Supplied data:
——

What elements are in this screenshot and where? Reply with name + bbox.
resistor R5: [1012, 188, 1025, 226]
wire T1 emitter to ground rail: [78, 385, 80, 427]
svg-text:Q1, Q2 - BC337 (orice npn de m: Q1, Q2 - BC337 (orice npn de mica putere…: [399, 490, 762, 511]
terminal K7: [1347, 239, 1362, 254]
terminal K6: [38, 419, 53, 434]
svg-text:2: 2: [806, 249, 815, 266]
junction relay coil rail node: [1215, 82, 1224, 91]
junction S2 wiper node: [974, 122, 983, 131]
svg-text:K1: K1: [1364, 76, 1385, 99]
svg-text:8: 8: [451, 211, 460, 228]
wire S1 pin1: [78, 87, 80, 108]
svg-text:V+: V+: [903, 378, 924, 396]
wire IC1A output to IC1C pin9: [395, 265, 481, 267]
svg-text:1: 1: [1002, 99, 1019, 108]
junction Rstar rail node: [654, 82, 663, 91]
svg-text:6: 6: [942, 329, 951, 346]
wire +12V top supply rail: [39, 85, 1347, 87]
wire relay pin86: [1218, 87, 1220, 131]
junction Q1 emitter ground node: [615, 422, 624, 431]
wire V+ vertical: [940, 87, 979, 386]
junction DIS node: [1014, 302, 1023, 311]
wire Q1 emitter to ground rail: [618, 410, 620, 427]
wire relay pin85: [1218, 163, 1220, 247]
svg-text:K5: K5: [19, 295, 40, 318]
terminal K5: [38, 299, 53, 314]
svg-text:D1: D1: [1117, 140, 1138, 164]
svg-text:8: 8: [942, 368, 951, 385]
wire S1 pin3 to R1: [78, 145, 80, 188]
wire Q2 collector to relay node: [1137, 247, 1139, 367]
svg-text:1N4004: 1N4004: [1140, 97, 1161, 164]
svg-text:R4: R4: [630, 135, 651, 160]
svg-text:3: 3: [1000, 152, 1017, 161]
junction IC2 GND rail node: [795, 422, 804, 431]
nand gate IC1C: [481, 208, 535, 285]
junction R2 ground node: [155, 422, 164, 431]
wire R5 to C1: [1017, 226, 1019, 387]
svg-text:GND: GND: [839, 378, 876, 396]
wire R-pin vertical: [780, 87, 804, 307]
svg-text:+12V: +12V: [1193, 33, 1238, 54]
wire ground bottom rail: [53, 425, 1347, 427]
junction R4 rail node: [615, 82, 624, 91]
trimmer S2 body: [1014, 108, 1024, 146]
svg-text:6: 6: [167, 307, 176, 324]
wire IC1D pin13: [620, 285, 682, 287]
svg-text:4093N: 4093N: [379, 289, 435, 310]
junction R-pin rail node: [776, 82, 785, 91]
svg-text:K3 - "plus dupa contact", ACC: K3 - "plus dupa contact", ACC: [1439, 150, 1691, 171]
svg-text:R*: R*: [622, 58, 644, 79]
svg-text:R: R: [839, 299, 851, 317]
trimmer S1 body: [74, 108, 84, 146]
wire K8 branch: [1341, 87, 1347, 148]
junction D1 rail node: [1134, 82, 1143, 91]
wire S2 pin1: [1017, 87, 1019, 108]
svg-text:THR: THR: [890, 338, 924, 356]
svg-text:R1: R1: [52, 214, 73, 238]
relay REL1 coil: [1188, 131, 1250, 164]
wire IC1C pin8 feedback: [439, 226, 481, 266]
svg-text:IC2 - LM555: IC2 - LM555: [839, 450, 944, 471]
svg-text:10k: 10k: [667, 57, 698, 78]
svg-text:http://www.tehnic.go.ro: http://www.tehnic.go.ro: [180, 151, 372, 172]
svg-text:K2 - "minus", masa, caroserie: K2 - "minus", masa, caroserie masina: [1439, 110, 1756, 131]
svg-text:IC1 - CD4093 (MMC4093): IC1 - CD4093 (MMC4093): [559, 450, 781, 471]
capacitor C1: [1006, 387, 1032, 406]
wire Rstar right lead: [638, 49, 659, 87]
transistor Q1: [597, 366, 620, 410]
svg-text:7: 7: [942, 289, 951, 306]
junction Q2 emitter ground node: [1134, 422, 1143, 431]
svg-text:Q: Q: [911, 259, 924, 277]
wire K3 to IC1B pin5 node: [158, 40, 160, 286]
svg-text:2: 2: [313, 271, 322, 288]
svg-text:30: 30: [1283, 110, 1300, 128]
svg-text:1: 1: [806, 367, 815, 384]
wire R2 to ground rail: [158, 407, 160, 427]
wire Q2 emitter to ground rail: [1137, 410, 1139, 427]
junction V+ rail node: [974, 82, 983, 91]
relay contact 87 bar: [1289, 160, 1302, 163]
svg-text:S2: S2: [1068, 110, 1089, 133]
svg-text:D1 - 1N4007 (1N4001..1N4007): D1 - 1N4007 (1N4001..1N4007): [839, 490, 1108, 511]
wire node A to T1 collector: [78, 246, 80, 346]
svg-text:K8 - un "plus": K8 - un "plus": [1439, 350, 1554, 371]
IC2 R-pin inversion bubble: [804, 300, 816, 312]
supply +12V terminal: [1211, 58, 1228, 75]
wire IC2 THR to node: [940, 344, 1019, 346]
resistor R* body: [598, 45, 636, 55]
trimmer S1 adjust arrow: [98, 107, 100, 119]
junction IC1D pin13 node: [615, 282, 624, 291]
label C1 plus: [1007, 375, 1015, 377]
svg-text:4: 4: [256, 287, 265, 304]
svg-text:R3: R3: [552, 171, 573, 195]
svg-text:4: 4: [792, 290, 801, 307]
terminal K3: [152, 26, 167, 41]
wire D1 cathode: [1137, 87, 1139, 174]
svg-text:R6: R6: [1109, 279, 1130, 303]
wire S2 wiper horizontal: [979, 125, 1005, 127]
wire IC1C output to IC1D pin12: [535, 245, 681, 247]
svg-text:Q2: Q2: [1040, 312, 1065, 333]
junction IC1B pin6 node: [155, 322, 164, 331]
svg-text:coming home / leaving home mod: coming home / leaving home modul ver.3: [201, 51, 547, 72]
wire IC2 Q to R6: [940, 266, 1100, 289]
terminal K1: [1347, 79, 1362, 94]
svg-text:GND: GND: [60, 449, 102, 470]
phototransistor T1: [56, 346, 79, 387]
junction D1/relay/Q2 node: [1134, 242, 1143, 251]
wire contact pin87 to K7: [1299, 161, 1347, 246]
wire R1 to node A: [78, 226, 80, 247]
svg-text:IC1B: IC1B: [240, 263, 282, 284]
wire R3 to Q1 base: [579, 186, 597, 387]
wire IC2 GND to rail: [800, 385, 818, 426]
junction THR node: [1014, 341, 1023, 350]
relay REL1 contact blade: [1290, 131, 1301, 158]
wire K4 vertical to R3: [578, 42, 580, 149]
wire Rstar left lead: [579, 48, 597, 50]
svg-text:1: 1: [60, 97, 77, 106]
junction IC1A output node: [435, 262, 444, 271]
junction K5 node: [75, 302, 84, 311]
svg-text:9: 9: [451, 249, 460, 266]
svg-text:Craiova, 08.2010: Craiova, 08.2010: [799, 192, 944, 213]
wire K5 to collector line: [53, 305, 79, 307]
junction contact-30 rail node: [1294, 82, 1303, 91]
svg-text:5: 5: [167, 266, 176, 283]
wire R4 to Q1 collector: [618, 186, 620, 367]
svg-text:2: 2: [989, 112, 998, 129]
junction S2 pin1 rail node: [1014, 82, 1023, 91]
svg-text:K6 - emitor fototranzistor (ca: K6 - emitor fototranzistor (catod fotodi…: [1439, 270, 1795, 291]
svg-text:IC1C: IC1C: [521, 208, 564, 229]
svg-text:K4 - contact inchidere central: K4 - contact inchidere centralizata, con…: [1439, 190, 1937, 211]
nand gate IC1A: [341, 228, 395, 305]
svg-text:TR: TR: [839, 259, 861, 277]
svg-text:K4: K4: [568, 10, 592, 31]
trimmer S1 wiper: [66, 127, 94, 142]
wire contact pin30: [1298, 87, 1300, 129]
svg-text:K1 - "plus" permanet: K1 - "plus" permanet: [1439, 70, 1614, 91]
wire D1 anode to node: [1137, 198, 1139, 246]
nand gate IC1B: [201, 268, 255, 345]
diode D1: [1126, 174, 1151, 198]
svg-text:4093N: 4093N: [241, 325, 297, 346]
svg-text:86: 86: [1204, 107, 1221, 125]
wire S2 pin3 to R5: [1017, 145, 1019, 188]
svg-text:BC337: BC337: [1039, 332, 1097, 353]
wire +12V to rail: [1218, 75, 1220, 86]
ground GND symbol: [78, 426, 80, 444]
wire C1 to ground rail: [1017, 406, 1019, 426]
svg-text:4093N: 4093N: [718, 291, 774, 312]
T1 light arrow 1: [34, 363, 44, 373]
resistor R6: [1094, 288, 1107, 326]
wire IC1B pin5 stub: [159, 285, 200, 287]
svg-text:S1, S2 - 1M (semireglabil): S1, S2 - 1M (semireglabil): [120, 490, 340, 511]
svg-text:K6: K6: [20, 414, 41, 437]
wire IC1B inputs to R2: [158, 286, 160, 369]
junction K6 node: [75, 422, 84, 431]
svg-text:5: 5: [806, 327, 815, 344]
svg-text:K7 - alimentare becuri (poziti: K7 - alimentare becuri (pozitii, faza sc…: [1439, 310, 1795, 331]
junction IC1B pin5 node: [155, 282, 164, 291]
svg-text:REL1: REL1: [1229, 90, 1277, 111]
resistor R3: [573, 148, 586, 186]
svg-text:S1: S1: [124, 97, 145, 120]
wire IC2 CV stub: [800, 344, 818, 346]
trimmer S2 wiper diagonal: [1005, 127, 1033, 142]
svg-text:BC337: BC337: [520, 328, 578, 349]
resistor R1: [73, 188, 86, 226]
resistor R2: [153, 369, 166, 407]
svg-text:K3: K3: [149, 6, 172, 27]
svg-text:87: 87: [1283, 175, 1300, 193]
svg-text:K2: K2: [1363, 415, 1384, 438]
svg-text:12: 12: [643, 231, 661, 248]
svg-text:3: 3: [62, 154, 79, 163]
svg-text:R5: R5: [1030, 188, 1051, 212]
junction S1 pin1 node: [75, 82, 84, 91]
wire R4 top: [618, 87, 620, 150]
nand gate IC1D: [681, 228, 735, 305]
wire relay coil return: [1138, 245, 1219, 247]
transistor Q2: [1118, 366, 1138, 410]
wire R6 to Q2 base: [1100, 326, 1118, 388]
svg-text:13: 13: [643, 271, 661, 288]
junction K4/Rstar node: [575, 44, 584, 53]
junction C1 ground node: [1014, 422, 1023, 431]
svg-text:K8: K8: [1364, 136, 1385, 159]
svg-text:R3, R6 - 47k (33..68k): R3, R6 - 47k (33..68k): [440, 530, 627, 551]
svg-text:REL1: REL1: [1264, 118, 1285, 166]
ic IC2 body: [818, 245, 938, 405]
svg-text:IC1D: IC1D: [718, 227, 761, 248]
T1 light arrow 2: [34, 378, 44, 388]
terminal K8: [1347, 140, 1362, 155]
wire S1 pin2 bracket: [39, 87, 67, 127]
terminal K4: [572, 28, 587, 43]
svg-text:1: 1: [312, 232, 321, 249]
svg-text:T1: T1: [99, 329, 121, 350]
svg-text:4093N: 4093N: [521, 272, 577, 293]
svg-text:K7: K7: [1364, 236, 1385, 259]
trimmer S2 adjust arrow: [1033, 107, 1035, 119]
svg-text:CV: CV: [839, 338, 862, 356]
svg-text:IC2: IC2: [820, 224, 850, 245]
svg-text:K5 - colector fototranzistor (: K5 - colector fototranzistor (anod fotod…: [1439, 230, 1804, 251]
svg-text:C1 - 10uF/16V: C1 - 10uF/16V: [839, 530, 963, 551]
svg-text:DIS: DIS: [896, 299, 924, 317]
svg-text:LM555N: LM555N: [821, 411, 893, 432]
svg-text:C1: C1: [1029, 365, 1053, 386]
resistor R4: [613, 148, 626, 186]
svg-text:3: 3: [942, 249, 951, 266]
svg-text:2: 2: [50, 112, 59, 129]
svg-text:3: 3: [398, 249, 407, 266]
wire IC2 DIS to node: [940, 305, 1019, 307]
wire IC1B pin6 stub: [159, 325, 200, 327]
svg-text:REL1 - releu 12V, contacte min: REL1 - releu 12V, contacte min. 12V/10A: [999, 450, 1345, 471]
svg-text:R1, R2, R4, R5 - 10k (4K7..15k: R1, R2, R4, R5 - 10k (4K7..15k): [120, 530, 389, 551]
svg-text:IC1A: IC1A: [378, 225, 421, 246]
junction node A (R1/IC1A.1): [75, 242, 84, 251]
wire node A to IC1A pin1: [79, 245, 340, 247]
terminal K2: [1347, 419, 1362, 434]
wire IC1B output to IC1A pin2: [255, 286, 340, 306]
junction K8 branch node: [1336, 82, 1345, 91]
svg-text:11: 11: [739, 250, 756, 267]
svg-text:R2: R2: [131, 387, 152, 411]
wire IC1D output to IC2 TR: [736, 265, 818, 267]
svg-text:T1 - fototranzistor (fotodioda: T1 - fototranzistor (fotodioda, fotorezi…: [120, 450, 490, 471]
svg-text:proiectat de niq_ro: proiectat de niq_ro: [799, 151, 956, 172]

——

What you will do:
Turn the data from its first line through the line containing "wire R-pin vertical: [780, 87, 804, 307]" into a numbered list, leaving out any blank lines.

In response:
1. What elements are in this screenshot and where? Reply with name + bbox.
2. resistor R5: [1012, 188, 1025, 226]
3. wire T1 emitter to ground rail: [78, 385, 80, 427]
4. svg-text:Q1, Q2 - BC337 (orice npn de m: Q1, Q2 - BC337 (orice npn de mica putere…: [399, 490, 762, 511]
5. terminal K7: [1347, 239, 1362, 254]
6. terminal K6: [38, 419, 53, 434]
7. svg-text:2: 2: [806, 249, 815, 266]
8. junction relay coil rail node: [1215, 82, 1224, 91]
9. junction S2 wiper node: [974, 122, 983, 131]
10. svg-text:K1: K1: [1364, 76, 1385, 99]
11. svg-text:8: 8: [451, 211, 460, 228]
12. wire S1 pin1: [78, 87, 80, 108]
13. svg-text:V+: V+: [903, 378, 924, 396]
14. wire IC1A output to IC1C pin9: [395, 265, 481, 267]
15. svg-text:1: 1: [1002, 99, 1019, 108]
16. junction Rstar rail node: [654, 82, 663, 91]
17. svg-text:6: 6: [942, 329, 951, 346]
18. wire +12V top supply rail: [39, 85, 1347, 87]
19. wire relay pin86: [1218, 87, 1220, 131]
20. junction Q1 emitter ground node: [615, 422, 624, 431]
21. wire V+ vertical: [940, 87, 979, 386]
22. junction DIS node: [1014, 302, 1023, 311]
23. wire Q1 emitter to ground rail: [618, 410, 620, 427]
24. wire relay pin85: [1218, 163, 1220, 247]
25. svg-text:K5: K5: [19, 295, 40, 318]
26. terminal K5: [38, 299, 53, 314]
27. svg-text:D1: D1: [1117, 140, 1138, 164]
28. svg-text:8: 8: [942, 368, 951, 385]
29. wire S1 pin3 to R1: [78, 145, 80, 188]
30. wire Q2 collector to relay node: [1137, 247, 1139, 367]
31. svg-text:1N4004: 1N4004: [1140, 97, 1161, 164]
32. svg-text:R4: R4: [630, 135, 651, 160]
33. svg-text:3: 3: [1000, 152, 1017, 161]
34. junction IC2 GND rail node: [795, 422, 804, 431]
35. nand gate IC1C: [481, 208, 535, 285]
36. junction R2 ground node: [155, 422, 164, 431]
37. wire R5 to C1: [1017, 226, 1019, 387]
38. svg-text:GND: GND: [839, 378, 876, 396]
39. wire R-pin vertical: [780, 87, 804, 307]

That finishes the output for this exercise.